## What you will do
Search the records for "content". Copy every line where it appears.

## Information given
================================
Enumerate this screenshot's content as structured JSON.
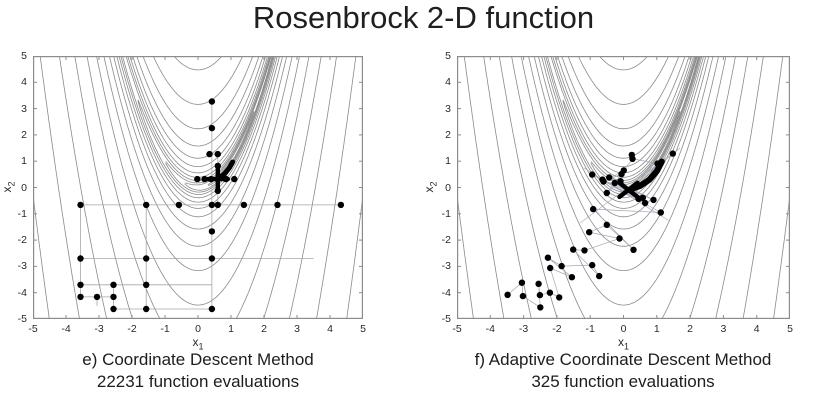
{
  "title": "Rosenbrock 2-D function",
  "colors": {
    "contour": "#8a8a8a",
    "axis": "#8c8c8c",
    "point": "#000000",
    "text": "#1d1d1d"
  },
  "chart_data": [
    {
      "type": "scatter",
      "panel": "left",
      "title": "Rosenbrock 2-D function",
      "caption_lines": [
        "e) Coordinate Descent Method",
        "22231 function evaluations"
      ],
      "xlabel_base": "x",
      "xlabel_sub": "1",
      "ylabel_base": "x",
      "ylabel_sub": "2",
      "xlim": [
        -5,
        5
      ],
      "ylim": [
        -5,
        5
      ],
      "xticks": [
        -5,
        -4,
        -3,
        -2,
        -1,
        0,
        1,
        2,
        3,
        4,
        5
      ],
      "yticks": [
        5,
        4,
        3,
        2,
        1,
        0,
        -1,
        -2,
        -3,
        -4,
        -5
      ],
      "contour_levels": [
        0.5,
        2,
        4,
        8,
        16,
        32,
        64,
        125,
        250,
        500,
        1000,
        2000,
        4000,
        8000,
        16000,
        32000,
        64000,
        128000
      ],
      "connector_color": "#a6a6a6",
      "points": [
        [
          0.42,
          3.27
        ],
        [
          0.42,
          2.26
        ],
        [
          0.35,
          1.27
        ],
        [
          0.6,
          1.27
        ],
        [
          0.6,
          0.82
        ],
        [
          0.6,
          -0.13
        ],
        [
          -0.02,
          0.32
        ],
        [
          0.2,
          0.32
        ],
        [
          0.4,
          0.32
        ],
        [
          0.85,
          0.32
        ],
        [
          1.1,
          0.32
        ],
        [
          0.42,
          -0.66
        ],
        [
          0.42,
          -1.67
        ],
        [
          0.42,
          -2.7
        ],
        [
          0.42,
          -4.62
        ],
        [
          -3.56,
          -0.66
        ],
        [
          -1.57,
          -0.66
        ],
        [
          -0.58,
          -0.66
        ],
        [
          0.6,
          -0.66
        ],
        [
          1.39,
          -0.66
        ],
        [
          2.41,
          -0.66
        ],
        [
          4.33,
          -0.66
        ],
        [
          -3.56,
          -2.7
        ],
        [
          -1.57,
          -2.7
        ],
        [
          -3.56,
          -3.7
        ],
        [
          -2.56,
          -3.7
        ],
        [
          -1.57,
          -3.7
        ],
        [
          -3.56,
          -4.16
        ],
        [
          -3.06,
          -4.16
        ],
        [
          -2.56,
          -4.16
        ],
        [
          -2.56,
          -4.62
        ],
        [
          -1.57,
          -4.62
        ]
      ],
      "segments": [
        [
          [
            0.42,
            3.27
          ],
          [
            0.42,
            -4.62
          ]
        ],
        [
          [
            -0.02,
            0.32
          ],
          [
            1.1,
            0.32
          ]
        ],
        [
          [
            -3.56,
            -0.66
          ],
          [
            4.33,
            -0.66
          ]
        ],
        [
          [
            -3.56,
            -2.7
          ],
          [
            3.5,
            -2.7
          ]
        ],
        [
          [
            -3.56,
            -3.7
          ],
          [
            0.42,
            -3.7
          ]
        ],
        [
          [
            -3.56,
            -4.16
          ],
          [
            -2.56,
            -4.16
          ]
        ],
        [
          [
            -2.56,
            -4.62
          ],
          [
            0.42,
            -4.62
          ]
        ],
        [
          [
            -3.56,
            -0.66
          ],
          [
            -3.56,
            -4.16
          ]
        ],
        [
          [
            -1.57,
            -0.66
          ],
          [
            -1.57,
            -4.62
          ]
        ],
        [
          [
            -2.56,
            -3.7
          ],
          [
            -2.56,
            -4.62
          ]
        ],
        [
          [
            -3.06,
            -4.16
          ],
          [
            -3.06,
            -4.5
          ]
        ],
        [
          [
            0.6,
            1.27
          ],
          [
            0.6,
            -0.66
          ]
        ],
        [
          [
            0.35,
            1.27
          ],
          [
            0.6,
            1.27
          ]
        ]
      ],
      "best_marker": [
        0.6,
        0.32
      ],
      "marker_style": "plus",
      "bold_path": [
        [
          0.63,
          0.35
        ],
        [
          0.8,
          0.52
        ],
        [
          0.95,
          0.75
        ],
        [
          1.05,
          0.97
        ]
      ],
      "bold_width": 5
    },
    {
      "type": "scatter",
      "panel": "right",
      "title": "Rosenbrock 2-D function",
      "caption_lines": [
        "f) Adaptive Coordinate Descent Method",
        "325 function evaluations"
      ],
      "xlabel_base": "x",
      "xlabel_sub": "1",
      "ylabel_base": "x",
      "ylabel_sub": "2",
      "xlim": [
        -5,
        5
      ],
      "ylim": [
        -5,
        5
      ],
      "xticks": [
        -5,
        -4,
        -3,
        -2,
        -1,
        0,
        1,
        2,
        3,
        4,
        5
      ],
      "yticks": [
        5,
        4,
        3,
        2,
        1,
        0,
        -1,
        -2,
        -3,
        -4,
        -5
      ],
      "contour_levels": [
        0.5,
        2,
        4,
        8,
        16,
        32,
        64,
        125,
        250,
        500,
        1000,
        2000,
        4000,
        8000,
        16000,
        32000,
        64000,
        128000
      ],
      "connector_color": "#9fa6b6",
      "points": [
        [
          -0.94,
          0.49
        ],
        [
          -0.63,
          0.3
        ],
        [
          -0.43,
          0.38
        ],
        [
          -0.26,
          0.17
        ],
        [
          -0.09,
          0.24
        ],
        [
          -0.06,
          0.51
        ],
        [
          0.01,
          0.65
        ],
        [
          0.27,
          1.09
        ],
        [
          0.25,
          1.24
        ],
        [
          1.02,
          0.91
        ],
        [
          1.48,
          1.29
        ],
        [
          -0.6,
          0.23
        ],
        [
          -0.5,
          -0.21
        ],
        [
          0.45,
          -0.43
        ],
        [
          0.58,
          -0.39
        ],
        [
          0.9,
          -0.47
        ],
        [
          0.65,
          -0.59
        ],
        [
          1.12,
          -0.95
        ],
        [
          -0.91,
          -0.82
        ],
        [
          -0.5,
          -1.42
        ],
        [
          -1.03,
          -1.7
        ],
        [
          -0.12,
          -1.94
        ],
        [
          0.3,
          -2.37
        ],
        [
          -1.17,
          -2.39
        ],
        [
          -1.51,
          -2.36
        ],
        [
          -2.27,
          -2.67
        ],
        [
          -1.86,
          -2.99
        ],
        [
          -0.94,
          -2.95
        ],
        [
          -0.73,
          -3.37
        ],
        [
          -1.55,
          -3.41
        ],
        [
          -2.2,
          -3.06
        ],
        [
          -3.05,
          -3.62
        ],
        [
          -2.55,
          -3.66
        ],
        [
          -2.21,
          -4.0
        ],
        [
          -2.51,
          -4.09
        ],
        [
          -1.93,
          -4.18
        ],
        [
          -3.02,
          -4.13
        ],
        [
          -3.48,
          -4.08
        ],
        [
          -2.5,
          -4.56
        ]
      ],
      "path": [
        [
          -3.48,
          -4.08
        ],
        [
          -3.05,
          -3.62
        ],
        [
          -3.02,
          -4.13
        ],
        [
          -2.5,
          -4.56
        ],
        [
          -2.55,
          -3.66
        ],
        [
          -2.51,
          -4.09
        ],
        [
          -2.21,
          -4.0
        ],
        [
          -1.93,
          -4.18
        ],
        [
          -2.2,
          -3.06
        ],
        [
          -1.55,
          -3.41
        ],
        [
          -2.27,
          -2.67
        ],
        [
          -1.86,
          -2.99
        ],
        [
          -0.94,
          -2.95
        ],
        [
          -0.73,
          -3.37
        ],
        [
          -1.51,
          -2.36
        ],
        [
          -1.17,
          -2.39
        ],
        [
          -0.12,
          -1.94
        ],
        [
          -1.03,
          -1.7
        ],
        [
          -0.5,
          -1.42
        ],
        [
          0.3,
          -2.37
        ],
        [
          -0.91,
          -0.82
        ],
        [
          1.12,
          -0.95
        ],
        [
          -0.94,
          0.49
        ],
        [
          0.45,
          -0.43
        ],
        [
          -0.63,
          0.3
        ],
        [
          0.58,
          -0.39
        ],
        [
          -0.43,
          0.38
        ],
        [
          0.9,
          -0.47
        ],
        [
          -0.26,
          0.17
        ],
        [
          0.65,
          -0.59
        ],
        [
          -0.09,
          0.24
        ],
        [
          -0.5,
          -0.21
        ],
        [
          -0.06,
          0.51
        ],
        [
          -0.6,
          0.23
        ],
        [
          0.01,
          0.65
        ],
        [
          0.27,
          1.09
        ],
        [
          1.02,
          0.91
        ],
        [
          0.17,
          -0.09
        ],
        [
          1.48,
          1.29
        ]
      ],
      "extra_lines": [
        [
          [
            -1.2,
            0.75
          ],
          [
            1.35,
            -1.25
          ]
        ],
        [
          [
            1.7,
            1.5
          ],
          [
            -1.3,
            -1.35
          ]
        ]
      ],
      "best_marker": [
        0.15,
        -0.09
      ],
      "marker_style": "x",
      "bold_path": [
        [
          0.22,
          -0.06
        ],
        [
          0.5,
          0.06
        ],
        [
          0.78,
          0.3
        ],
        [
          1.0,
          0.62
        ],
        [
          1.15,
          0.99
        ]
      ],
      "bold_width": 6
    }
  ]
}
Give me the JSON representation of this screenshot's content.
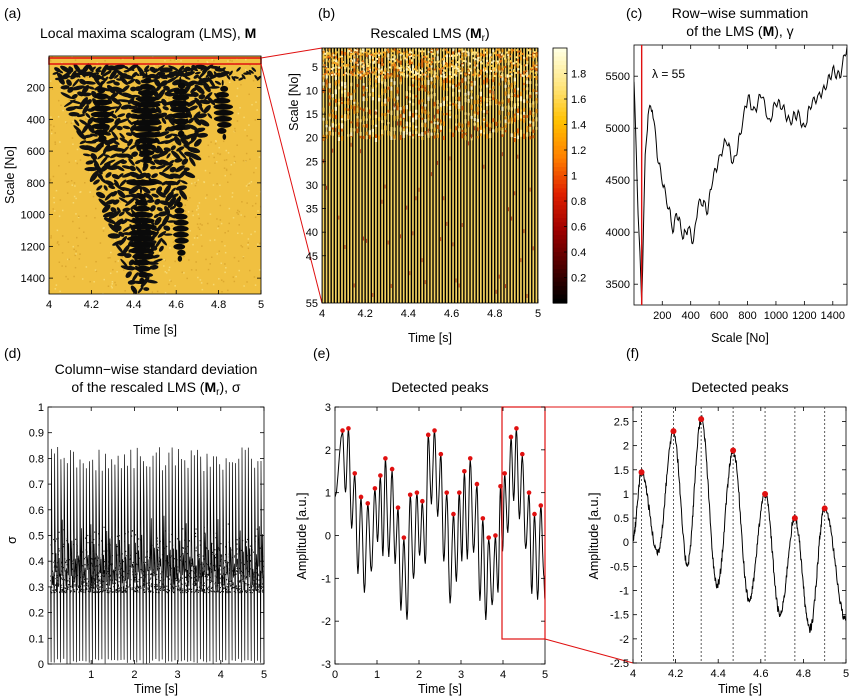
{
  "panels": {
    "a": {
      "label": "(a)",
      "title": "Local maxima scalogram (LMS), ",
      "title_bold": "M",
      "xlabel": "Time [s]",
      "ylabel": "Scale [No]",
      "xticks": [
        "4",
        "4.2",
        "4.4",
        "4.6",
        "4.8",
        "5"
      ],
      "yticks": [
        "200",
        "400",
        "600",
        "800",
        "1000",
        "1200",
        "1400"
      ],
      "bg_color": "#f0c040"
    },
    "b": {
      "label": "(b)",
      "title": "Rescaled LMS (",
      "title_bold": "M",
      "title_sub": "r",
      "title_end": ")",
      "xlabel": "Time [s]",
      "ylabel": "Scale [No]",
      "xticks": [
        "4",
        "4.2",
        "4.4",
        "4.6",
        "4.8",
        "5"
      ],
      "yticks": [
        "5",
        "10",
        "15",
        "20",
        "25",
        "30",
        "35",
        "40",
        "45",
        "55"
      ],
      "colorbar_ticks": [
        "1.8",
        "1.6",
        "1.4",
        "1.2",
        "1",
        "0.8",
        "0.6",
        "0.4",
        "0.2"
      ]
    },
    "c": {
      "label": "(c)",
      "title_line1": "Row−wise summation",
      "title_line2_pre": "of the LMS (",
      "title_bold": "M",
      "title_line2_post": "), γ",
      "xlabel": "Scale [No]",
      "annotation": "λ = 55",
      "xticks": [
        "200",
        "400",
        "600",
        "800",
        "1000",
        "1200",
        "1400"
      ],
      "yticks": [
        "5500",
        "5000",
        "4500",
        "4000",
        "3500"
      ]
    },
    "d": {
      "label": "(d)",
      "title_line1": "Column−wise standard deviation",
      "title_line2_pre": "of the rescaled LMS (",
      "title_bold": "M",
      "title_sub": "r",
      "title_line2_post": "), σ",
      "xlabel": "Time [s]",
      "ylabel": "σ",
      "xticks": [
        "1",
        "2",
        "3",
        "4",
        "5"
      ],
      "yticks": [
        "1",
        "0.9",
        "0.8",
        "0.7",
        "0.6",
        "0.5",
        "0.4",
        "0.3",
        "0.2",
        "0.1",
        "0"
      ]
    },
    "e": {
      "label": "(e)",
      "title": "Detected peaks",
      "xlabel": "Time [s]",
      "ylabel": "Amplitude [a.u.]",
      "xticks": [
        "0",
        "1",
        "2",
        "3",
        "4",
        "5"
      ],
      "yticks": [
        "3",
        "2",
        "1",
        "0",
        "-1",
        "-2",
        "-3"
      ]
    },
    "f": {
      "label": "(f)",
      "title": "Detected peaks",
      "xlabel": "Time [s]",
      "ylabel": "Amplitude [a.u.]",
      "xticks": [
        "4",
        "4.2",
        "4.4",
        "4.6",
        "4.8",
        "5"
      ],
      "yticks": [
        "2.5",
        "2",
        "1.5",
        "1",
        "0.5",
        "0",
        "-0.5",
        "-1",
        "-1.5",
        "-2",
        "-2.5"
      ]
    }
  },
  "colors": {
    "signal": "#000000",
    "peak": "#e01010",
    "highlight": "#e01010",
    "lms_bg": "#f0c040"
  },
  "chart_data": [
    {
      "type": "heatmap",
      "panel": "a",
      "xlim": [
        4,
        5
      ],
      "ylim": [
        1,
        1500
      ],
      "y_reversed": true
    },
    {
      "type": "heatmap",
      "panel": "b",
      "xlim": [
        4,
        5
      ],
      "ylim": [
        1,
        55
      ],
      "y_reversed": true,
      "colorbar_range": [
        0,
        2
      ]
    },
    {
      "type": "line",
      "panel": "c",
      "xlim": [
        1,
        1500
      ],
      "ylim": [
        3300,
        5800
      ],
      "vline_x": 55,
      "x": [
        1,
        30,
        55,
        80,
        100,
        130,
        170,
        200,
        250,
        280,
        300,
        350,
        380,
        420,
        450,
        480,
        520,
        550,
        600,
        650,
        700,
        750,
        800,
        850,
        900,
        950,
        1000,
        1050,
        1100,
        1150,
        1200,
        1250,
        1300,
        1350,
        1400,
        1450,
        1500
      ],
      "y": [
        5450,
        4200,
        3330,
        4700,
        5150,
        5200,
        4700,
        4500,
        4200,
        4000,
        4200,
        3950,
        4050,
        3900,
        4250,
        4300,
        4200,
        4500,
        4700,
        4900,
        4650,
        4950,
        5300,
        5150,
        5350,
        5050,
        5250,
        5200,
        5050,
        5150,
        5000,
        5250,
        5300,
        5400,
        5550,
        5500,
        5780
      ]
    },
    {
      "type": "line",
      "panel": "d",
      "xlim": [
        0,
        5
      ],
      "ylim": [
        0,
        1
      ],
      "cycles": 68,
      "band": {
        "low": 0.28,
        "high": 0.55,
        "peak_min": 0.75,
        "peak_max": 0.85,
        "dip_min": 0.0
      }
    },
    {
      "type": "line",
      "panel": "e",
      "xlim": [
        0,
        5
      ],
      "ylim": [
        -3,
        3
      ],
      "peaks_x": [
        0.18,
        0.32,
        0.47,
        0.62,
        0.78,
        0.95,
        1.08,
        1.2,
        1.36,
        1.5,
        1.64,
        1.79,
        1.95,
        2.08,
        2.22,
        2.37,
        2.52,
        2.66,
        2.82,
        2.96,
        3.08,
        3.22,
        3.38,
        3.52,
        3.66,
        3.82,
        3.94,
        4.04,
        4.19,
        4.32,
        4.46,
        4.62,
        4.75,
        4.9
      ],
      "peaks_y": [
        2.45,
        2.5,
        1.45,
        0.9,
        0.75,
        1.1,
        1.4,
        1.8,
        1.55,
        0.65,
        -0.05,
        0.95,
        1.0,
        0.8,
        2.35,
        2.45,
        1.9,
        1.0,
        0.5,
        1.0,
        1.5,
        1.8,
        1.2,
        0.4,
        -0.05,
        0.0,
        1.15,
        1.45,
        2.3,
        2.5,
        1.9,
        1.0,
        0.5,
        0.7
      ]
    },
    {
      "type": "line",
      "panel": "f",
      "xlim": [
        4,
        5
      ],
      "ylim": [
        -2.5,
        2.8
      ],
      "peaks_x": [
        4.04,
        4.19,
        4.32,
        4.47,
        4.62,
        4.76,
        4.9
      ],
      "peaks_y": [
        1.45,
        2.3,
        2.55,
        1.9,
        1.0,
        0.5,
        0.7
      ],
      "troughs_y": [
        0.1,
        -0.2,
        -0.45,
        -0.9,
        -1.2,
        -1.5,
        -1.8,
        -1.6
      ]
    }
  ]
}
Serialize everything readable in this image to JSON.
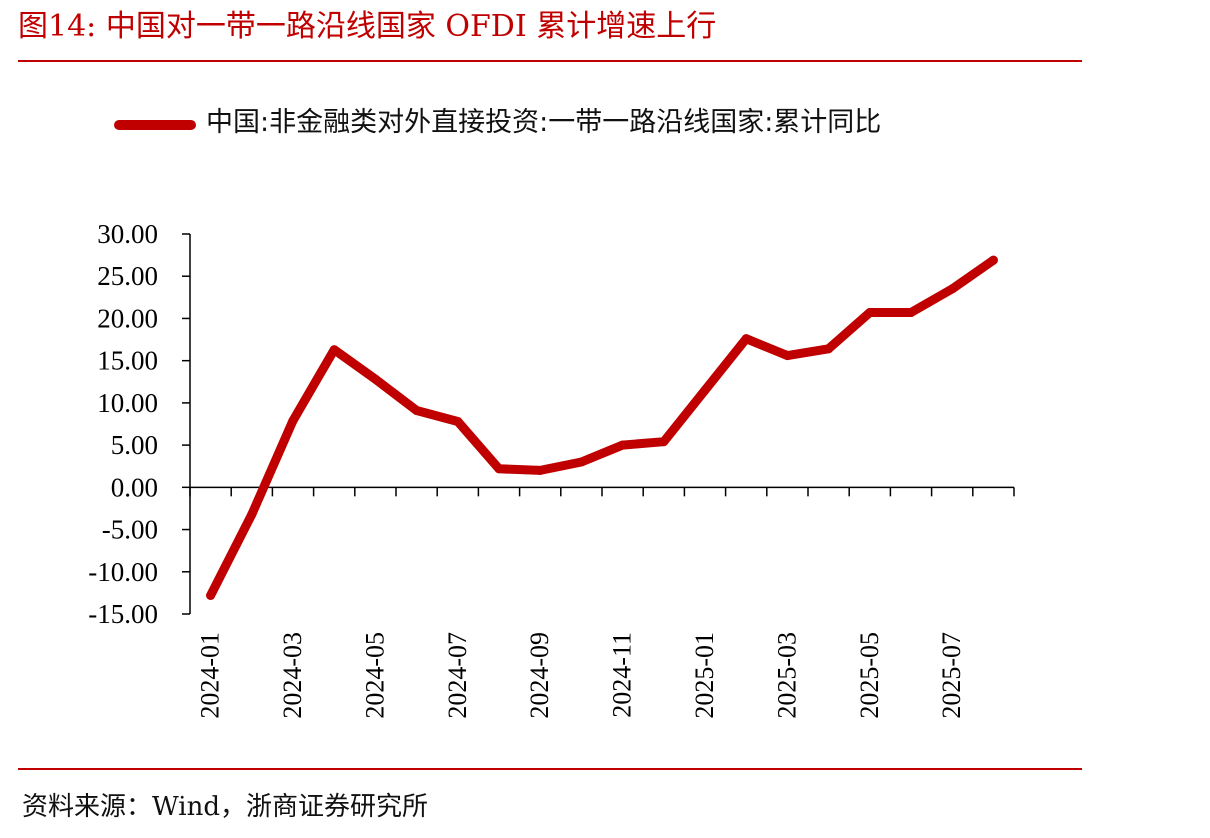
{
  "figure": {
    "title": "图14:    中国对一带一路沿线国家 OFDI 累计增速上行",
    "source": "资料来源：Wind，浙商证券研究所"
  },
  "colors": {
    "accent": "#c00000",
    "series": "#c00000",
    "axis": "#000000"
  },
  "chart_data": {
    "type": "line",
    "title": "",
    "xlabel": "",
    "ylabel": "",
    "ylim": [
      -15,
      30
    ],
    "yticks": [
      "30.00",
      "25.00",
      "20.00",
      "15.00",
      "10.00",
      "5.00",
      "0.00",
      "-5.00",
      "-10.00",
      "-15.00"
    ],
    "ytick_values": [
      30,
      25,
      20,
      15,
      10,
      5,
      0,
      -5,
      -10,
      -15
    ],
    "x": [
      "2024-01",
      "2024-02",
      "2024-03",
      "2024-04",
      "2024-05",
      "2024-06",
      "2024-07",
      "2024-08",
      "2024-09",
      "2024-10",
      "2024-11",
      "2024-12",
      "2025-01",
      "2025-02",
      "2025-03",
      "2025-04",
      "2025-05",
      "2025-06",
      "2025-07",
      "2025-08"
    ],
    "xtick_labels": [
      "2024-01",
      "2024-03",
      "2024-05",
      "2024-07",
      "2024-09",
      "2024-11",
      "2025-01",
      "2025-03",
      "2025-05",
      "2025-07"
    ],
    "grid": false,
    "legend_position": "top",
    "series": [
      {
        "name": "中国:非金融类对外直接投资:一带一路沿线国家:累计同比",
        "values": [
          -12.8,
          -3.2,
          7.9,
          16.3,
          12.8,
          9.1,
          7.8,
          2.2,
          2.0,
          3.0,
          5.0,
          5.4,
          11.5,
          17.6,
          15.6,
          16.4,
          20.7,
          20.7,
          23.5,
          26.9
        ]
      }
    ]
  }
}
================================
## Reply
Enumerate this screenshot's content as structured JSON.
Give me the JSON representation of this screenshot's content.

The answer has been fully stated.